* [The task]
Restate the whole of the material. Keep every word, and drop the pictures.

* [Listed entries]
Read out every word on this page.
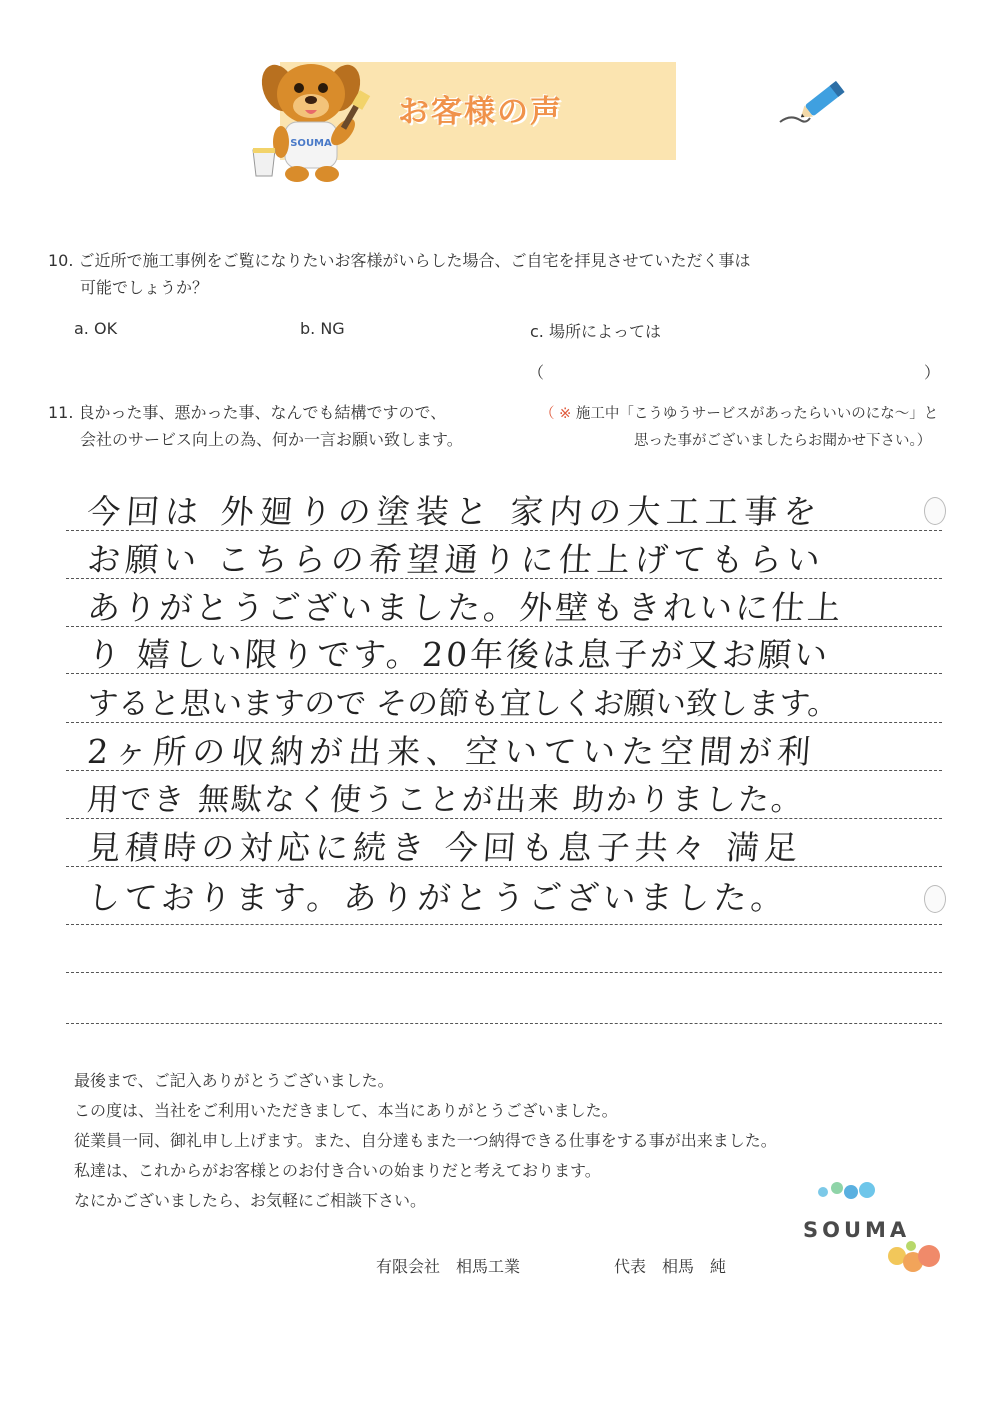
お客様の声
SOUMA
10. ご近所で施工事例をご覧になりたいお客様がいらした場合、ご自宅を拝見させていただく事は
可能でしょうか？
a. OK	b. NG	c. 場所によっては
（	）
11. 良かった事、悪かった事、なんでも結構ですので、
会社のサービス向上の為、何か一言お願い致します。
（ ※ 施工中「こうゆうサービスがあったらいいのにな～」と
思った事がございましたらお聞かせ下さい。）
今回は 外廻りの塗装と 家内の大工工事を
お願い こちらの希望通りに仕上げてもらい
ありがとうございました。外壁もきれいに仕上
り 嬉しい限りです。20年後は息子が又お願い
すると思いますので その節も宜しくお願い致します。
2ヶ所の収納が出来、空いていた空間が利
用でき 無駄なく使うことが出来 助かりました。
見積時の対応に続き 今回も息子共々 満足
しております。ありがとうございました。
最後まで、ご記入ありがとうございました。
この度は、当社をご利用いただきまして、本当にありがとうございました。
従業員一同、御礼申し上げます。また、自分達もまた一つ納得できる仕事をする事が出来ました。
私達は、これからがお客様とのお付き合いの始まりだと考えております。
なにかございましたら、お気軽にご相談下さい。
有限会社　相馬工業	代表　相馬　純
SOUMA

* [Completed exercise]
Read out every word on this page.
お客様の声
SOUMA
10. ご近所で施工事例をご覧になりたいお客様がいらした場合、ご自宅を拝見させていただく事は
可能でしょうか？
a. OK	b. NG	c. 場所によっては
（	）
11. 良かった事、悪かった事、なんでも結構ですので、
会社のサービス向上の為、何か一言お願い致します。
（ ※ 施工中「こうゆうサービスがあったらいいのにな～」と
思った事がございましたらお聞かせ下さい。）
今回は 外廻りの塗装と 家内の大工工事を
お願い こちらの希望通りに仕上げてもらい
ありがとうございました。外壁もきれいに仕上
り 嬉しい限りです。20年後は息子が又お願い
すると思いますので その節も宜しくお願い致します。
2ヶ所の収納が出来、空いていた空間が利
用でき 無駄なく使うことが出来 助かりました。
見積時の対応に続き 今回も息子共々 満足
しております。ありがとうございました。
最後まで、ご記入ありがとうございました。
この度は、当社をご利用いただきまして、本当にありがとうございました。
従業員一同、御礼申し上げます。また、自分達もまた一つ納得できる仕事をする事が出来ました。
私達は、これからがお客様とのお付き合いの始まりだと考えております。
なにかございましたら、お気軽にご相談下さい。
有限会社　相馬工業	代表　相馬　純
SOUMA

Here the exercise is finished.